193 Engels, « Trois nouvelles constitutions » (20.02.1848)
194 Dans l'article : « Le panslavisme démocratique » (14.02.1849)
195 Mais nous savons aussi qu'il existait en Bohème un groupe non négligeable d'intellectuels qui travaillait sous la conduite de Bakounine aux préparatifs d'une insurrection armée contre l'absolutisme.
196 On sait que le gouvernement révolutionnaire hongrois proclama au dernier moment (alors que les troupes de Paskevitch étaient déjà en Hongrie) l'égalité de droits de tous les peuples de Hongrie. Cette mesure était en contradiction flagrante avec l'attitude intransigeante de la N.G.R.. Mais n'aurait-il pas mieux valu que les Magyars se ravisent plus rapidement et reviennent plus tôt sur leur inflexibilité dans la question des nationalités ?
197 Les plus actifs de ce point de vue étaient les paysans galiciens et slovènes. (Cf. les actes du Reichstag 1848/49)
198 Cela vaut aussi pour la majeure partie de la paysannerie allemande d'Autriche !
199 Engels écrit en novembre 1847, à la veille de la révolution : « Avec son industrie, son commerce, ses institutions politiques, la bourgeoisie déjà travaille à tirer de leur isolement les petites localités refermées sur elles-mêmes, à les mettre en relation, à fusionner leurs intérêts … et à former, à partir de la foule des localités et des provinces jusqu'ici indépendantes les unes des autres, une grande nation, avec des intérêts et des usages communs, avec des idées communes. La bourgeoisie déjà centralise sur une échelle importante … Le prolétariat démocratique n'a pas seulement besoin de la centralisation entamée par la bourgeoisie, il devra la pousser encore beaucoup plus loin. Pendant la courte période où le prolétariat a été à la barre de l'État, pendant le règne de la Montagne, il a imposé la centralisation par tous les moyens, par la mitraille et la guillotine. Le prolétariat démocratique, quand il reviendra au pouvoir, devra non seulement centraliser chaque pays pour lui-même, mais même l'ensemble de tous les pays civilisés aussi tôt que possible … (Article : « La guerre civile en Suisse »)

#### [ENTRÉES DE DONNÉES]

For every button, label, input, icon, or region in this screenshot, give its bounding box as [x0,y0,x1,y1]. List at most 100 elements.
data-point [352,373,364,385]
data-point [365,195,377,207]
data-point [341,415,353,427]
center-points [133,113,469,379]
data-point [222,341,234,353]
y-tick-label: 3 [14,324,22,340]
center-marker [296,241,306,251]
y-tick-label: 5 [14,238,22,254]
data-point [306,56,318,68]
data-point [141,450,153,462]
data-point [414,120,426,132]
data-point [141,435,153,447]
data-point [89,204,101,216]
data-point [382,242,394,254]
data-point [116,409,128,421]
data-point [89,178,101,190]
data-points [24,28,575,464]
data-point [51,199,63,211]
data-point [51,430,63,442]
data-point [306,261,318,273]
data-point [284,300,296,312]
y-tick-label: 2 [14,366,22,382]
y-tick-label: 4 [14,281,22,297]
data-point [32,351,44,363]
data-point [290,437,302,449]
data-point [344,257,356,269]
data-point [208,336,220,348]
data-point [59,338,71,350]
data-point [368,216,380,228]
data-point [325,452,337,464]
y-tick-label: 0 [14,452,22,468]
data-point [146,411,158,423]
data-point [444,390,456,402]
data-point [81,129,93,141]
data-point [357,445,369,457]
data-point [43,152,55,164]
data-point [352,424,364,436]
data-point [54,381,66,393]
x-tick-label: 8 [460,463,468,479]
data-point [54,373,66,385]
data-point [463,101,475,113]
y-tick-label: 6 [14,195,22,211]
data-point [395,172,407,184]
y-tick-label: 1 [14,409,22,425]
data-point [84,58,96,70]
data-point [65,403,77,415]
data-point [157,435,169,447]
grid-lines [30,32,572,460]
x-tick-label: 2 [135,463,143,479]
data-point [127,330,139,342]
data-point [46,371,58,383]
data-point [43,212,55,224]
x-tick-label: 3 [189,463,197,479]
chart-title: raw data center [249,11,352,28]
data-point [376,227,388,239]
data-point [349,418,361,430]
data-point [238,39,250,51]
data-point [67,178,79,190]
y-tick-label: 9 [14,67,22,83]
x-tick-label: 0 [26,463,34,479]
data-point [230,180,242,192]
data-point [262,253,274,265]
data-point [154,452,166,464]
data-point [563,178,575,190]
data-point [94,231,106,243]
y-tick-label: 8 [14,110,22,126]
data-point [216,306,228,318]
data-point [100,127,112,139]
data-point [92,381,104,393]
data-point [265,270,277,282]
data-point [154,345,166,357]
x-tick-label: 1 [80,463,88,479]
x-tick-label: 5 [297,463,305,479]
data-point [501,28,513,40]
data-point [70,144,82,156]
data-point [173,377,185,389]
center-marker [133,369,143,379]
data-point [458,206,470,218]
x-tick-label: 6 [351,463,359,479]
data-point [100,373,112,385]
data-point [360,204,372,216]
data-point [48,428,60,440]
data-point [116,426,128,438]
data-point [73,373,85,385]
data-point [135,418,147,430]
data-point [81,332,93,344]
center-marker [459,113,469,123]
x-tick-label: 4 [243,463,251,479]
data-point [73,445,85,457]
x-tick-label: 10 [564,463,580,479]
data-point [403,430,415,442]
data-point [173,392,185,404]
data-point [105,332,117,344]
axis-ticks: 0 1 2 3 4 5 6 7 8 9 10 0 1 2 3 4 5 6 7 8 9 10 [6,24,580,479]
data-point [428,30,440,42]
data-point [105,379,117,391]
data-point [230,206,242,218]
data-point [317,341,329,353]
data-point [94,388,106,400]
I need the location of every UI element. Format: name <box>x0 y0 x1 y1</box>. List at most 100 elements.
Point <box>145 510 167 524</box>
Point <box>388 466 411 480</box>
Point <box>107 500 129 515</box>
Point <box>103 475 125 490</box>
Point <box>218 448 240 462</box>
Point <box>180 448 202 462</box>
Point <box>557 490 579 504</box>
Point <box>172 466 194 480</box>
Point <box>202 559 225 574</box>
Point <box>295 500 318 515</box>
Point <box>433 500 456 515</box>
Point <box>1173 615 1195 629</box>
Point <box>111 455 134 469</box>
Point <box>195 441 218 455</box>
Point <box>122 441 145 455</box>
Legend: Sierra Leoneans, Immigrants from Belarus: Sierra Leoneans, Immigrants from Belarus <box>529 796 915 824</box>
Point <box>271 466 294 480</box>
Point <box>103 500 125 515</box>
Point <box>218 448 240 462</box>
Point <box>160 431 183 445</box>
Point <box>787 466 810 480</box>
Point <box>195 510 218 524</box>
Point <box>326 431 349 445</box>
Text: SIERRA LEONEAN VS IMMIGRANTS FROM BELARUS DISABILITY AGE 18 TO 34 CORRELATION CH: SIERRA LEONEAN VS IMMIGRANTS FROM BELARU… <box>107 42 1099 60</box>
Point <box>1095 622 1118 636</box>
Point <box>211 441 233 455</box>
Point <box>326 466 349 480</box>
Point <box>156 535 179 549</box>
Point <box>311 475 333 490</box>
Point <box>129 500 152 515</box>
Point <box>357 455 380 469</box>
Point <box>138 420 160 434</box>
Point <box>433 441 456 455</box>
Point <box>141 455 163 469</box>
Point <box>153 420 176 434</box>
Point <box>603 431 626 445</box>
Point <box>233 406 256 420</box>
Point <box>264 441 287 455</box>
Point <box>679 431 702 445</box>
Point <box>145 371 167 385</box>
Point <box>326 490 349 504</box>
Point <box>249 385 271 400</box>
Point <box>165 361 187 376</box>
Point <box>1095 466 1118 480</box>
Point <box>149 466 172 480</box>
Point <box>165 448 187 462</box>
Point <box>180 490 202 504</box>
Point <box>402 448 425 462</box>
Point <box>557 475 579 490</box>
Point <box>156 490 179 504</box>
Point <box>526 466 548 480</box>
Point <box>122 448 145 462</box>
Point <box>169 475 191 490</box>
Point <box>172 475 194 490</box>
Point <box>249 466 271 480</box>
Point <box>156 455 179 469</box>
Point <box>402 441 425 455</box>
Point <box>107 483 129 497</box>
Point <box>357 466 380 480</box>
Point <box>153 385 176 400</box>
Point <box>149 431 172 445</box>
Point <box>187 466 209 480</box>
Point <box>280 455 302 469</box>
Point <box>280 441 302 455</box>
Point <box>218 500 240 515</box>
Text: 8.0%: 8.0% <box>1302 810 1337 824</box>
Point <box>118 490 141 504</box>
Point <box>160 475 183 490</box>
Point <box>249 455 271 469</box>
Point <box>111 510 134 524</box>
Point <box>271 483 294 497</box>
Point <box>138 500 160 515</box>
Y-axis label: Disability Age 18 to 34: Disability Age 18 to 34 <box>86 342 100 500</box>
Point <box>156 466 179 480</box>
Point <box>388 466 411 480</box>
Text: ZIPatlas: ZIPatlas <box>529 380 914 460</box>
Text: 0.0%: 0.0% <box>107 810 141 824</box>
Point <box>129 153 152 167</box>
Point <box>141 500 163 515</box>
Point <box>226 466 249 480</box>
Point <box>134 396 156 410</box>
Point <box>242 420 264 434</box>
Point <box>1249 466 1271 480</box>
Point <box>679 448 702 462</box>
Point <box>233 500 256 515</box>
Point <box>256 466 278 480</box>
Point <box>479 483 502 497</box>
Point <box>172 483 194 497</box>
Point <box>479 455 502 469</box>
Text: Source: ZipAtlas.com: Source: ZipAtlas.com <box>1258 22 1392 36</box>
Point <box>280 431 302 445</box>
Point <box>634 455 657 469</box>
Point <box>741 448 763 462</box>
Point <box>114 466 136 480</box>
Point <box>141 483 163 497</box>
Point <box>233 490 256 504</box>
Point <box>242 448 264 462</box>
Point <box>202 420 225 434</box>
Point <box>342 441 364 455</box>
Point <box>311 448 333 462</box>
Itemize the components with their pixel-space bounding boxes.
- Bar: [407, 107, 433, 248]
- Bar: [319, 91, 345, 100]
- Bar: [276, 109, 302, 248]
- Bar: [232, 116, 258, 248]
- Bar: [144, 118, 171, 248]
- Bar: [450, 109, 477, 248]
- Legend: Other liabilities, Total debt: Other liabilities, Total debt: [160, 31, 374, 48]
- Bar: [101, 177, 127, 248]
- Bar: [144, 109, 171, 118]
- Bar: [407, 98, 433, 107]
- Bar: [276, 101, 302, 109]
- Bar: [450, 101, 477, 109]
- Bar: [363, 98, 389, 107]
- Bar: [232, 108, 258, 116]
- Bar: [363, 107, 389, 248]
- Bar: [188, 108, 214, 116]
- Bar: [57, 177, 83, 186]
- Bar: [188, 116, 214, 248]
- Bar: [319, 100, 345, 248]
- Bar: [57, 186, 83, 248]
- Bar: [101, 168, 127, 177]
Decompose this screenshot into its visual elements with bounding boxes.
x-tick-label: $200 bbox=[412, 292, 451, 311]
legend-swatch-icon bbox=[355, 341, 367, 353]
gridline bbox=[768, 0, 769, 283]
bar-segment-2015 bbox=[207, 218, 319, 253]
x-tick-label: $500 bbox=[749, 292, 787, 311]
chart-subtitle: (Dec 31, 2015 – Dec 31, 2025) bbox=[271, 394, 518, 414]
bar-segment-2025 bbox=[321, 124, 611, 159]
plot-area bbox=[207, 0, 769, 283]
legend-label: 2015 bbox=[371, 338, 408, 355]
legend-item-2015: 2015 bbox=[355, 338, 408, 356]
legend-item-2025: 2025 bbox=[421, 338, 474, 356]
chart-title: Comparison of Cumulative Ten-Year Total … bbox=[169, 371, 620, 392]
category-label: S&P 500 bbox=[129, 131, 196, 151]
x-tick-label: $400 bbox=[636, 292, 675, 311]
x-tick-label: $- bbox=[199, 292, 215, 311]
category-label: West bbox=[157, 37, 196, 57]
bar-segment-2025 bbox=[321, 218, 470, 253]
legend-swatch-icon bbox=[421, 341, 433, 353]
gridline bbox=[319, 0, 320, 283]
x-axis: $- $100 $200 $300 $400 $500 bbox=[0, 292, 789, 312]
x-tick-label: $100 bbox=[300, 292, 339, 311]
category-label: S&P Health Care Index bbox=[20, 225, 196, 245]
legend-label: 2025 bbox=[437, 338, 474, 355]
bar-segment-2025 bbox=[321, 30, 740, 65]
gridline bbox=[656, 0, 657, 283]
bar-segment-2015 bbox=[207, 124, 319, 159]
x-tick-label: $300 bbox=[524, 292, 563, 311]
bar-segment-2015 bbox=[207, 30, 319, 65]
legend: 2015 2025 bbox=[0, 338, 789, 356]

#### [CONSIGNE]
Prolongez le texte à lire, ces notes sur Engels et la révolution de 1848, en partant de sa dernière phrase.

#### [VOTRE RÉPONSE]
200 Wendel note : « Marx and Engels as Rhinelanders, belonged entirely to West Europe, and had never seen the problem of nationalities at close quarters. They had lived in France, where the German Alsatians had willingly submitted, and knew Belgium, where the Teutonic Flemings had no separatist feelings. (?) If, then, such highly developed peoples threw in their hat with nations differing in language and habits, the N.Rh.Ztg found it hard to appreciate the national griefs of the more backward Southern Slavs, the more as only vague accounts of their movement reached Germany ? » (Slavonic Review, 1923-4, p. 293.)